> _CHALLENGE_:
Scan the listing below and copy every line holding "cotto".
* * * * * * * * *
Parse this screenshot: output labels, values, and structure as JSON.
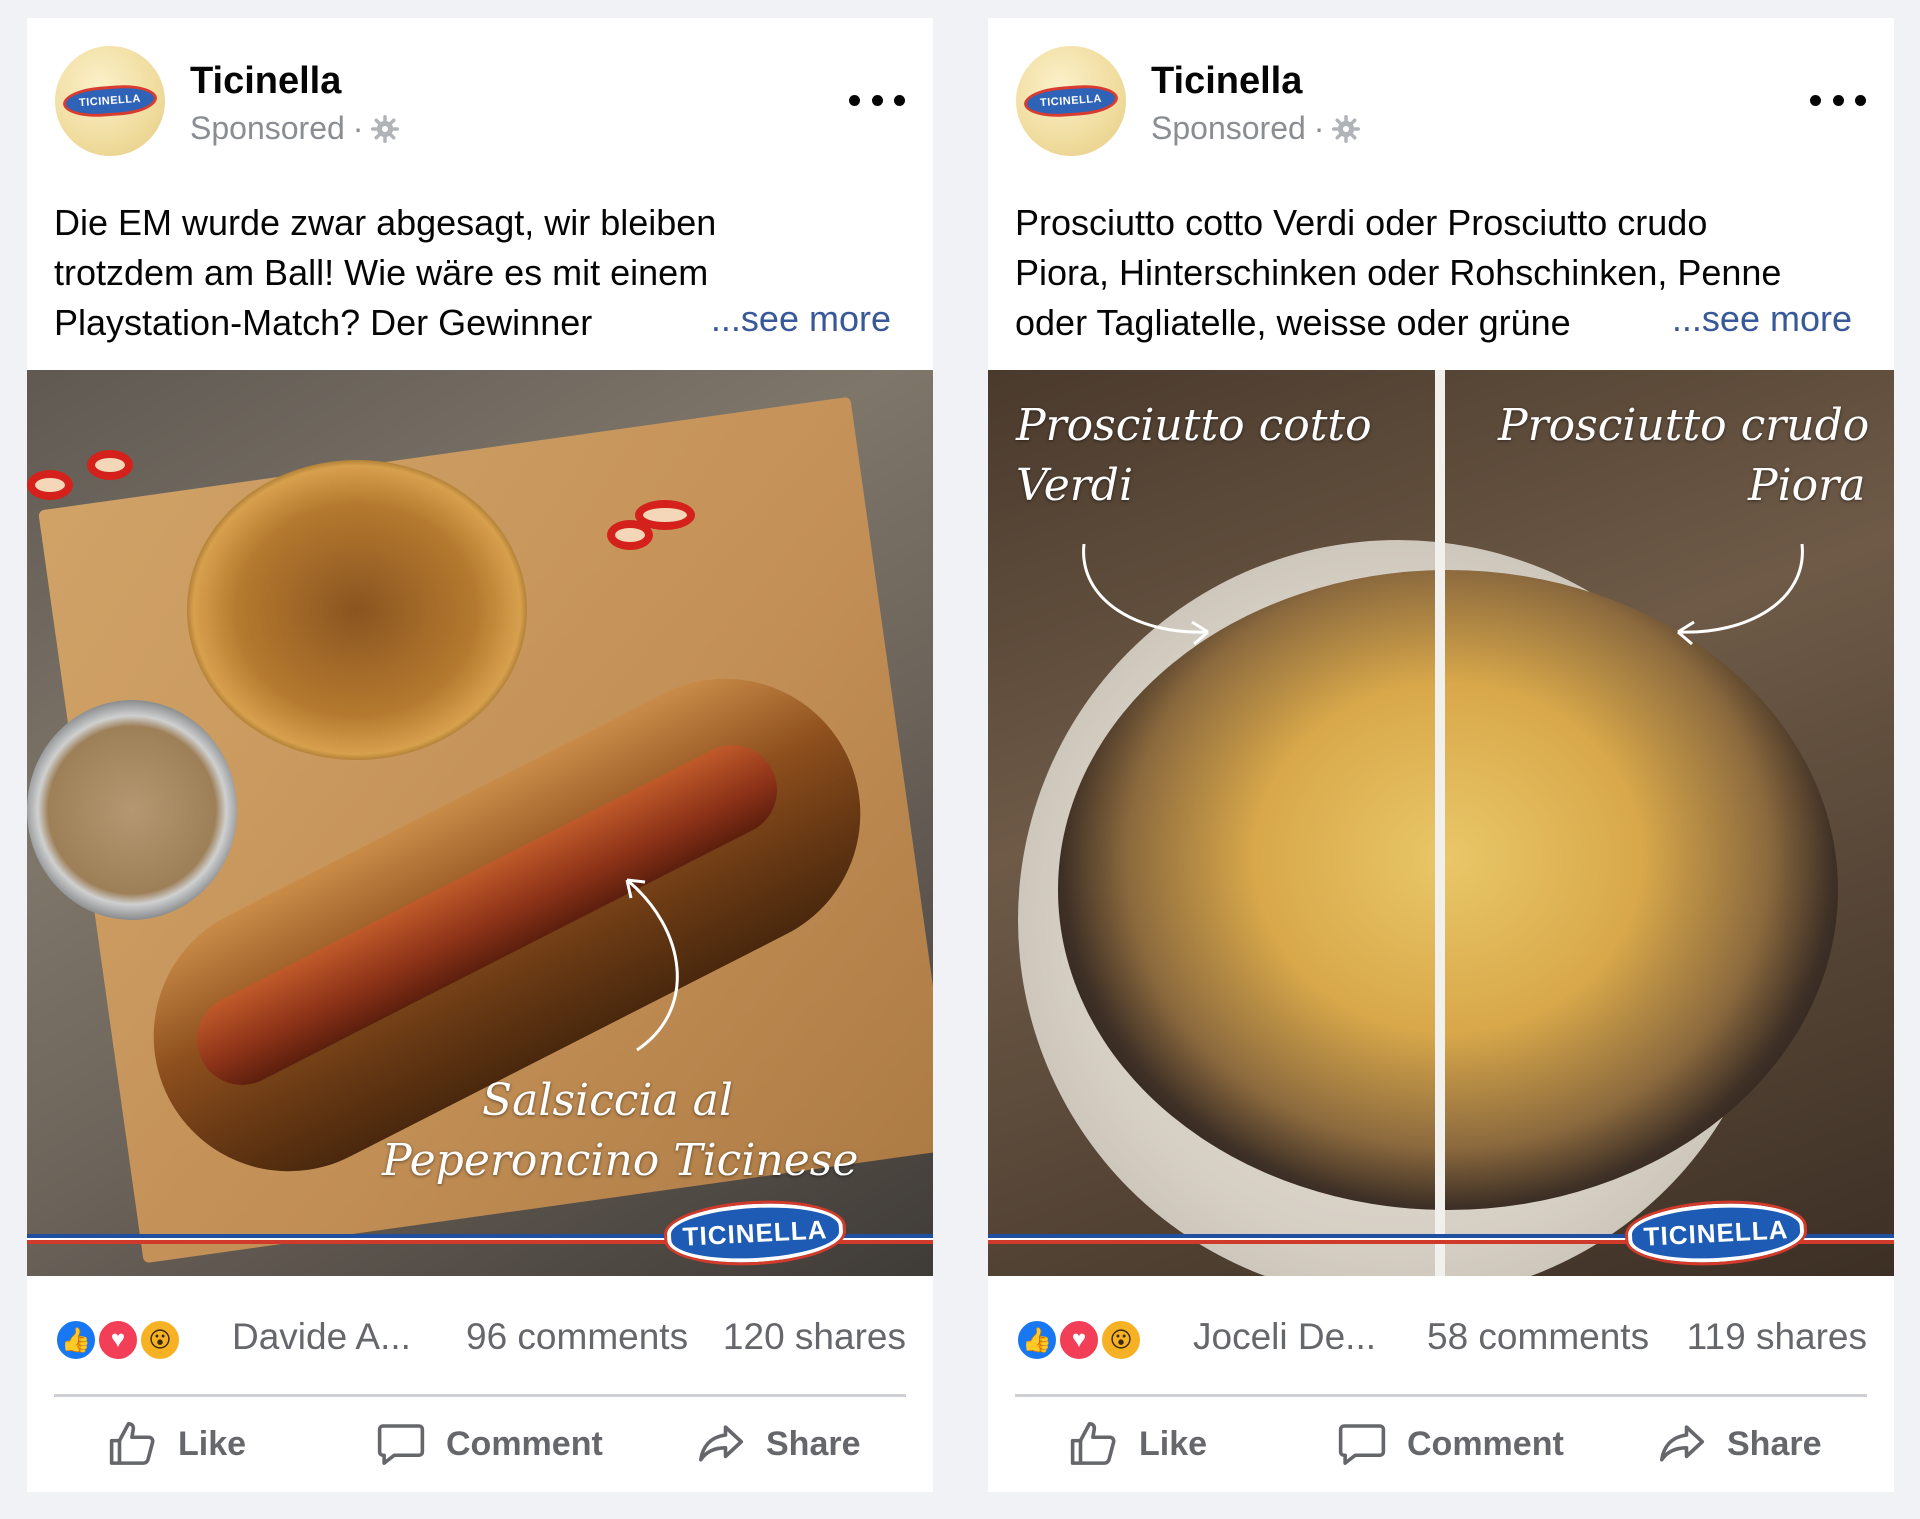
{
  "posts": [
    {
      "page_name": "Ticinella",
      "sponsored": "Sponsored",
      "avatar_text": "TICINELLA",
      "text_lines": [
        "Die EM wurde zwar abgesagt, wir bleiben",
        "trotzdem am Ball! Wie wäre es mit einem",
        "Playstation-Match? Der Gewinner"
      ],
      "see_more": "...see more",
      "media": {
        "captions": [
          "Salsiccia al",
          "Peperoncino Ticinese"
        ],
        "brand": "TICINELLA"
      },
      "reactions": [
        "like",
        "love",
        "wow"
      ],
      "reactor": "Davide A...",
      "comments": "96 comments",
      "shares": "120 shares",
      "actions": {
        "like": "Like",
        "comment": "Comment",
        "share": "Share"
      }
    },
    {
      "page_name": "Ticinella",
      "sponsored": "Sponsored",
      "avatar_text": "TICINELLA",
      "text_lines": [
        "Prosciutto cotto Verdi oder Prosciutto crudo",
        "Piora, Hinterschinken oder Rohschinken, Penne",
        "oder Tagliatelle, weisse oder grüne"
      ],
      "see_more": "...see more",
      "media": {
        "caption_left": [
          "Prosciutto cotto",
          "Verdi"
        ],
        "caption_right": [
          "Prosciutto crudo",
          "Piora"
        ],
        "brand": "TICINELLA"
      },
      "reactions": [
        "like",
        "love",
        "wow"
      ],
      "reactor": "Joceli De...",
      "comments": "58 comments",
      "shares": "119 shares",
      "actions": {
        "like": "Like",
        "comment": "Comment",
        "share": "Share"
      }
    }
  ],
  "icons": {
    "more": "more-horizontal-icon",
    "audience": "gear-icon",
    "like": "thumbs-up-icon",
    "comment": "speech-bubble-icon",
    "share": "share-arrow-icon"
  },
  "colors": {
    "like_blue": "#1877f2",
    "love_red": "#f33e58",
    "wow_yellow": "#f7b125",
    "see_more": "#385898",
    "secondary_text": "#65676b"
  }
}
* * * * * * * * *
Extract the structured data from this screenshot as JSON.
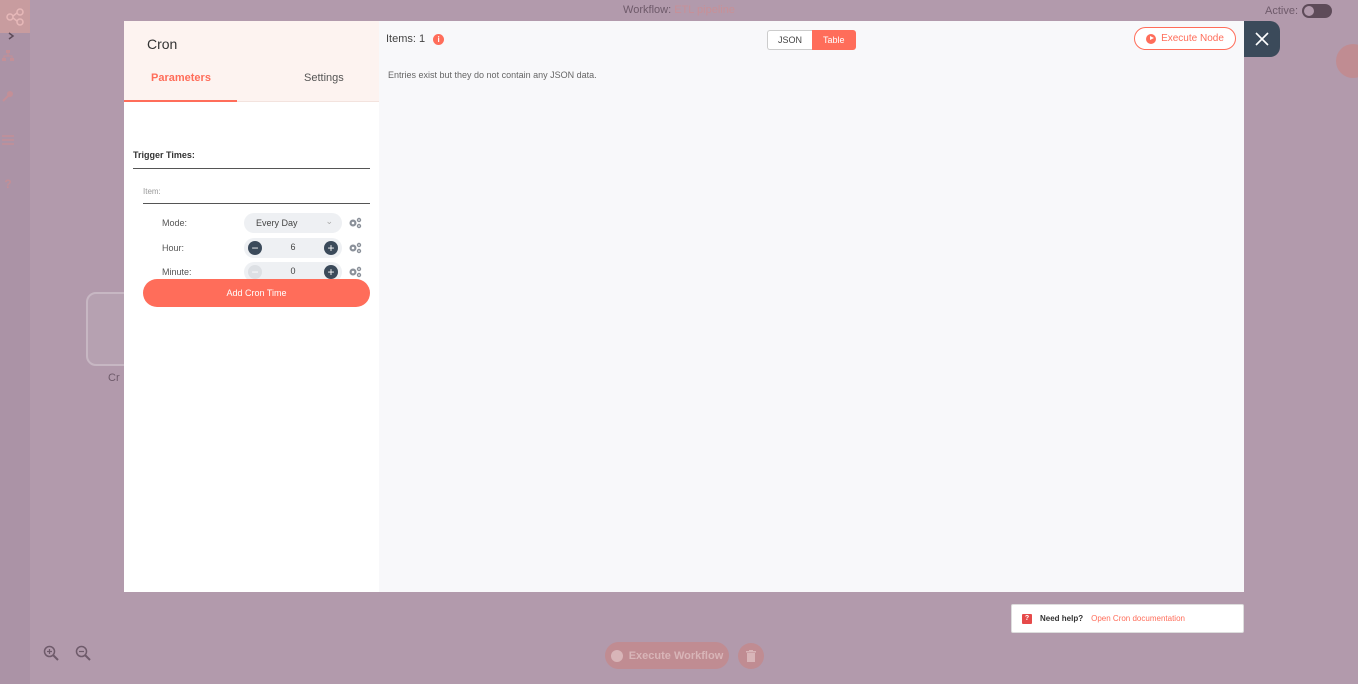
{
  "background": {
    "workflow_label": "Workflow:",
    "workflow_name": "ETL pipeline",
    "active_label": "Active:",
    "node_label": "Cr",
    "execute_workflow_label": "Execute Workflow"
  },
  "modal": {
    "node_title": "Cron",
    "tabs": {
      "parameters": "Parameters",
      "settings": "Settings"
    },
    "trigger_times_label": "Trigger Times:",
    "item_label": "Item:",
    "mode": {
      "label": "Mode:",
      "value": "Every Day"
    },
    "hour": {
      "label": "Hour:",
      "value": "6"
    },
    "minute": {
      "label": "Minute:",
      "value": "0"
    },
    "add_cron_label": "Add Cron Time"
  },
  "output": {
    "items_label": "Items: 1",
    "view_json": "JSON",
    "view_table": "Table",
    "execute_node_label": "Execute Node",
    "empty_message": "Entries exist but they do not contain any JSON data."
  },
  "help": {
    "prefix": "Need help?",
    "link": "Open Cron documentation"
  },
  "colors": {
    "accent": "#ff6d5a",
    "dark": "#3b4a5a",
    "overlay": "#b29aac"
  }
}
* * * * * * * * *
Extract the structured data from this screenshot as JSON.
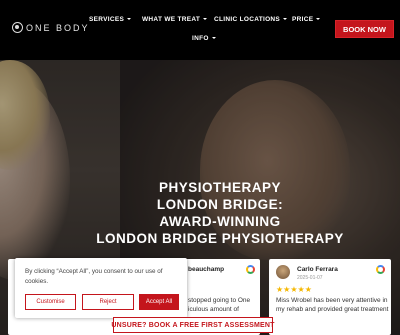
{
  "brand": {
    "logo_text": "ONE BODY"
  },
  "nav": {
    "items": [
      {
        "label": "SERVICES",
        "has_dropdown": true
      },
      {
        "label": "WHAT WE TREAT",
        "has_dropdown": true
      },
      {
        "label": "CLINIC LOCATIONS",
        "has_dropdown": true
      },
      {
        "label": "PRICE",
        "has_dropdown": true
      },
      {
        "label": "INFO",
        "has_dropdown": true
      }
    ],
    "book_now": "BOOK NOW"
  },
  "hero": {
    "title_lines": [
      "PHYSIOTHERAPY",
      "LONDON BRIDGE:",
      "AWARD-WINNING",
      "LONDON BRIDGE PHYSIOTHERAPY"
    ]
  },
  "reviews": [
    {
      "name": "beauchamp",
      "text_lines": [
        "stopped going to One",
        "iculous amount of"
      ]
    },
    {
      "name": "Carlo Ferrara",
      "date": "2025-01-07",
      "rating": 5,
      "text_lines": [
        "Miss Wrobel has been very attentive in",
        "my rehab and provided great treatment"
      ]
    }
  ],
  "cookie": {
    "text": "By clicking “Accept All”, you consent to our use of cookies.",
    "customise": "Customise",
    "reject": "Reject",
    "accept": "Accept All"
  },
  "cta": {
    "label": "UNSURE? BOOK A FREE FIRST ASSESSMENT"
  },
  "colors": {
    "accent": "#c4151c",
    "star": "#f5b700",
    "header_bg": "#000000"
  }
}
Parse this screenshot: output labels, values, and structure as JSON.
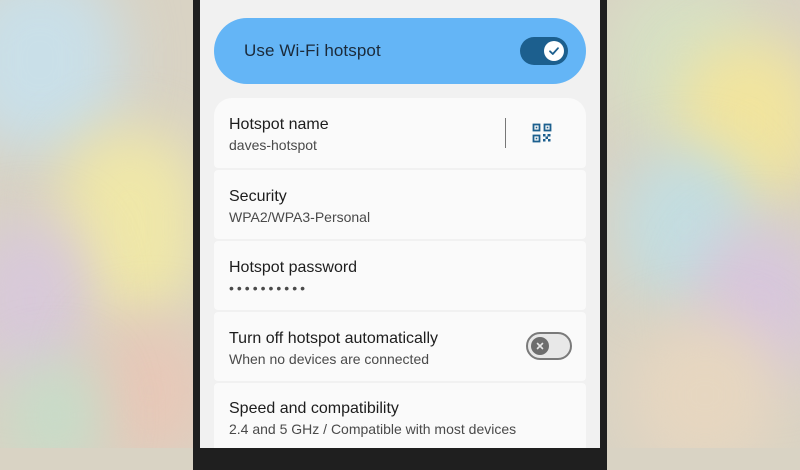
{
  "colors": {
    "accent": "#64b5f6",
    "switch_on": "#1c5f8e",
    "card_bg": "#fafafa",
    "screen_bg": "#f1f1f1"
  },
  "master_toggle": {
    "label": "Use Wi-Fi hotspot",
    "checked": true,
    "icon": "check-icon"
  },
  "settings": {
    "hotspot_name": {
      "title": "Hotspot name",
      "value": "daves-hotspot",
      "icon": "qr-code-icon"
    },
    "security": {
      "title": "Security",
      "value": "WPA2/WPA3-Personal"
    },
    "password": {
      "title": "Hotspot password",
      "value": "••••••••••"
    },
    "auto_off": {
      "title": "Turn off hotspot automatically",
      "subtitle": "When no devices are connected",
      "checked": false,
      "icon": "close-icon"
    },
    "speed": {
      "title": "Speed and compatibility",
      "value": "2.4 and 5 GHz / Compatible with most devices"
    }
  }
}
* * * * * * * * *
> _RESPONSE TO THE TASK_:
        "Prosciutto cotto Verdi oder Prosciutto crudo",
          "Prosciutto cotto",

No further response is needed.